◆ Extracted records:
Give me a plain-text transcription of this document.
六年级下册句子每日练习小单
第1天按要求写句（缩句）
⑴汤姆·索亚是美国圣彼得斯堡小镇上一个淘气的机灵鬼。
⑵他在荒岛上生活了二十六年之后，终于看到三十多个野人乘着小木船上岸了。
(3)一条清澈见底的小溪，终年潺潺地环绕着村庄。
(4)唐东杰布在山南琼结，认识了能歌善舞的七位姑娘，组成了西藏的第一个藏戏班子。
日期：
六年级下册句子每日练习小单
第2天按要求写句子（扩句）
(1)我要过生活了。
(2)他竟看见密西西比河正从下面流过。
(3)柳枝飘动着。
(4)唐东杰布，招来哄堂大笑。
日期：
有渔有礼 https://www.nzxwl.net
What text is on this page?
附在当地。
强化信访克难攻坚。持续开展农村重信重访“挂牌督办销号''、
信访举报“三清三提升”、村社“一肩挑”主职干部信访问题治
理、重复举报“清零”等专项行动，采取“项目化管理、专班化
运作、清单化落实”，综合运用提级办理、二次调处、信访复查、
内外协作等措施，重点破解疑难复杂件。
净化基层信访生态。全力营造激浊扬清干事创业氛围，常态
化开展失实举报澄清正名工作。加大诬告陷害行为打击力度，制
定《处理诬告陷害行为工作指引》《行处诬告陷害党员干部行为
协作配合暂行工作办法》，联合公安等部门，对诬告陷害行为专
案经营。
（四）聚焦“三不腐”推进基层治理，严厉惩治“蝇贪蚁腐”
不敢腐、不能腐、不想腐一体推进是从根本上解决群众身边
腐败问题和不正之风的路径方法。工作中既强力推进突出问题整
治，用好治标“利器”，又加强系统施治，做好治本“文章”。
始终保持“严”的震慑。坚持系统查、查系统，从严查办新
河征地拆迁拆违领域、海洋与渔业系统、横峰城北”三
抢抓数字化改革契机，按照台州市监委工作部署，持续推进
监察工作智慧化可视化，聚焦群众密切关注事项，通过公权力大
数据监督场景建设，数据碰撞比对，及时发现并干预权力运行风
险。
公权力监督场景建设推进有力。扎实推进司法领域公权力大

◆ Work instructions:
From the data above, copy each line where the string "text" appears.

◆ Result of this task:
Give me a plain-text transcription of this document.
What text is on this page?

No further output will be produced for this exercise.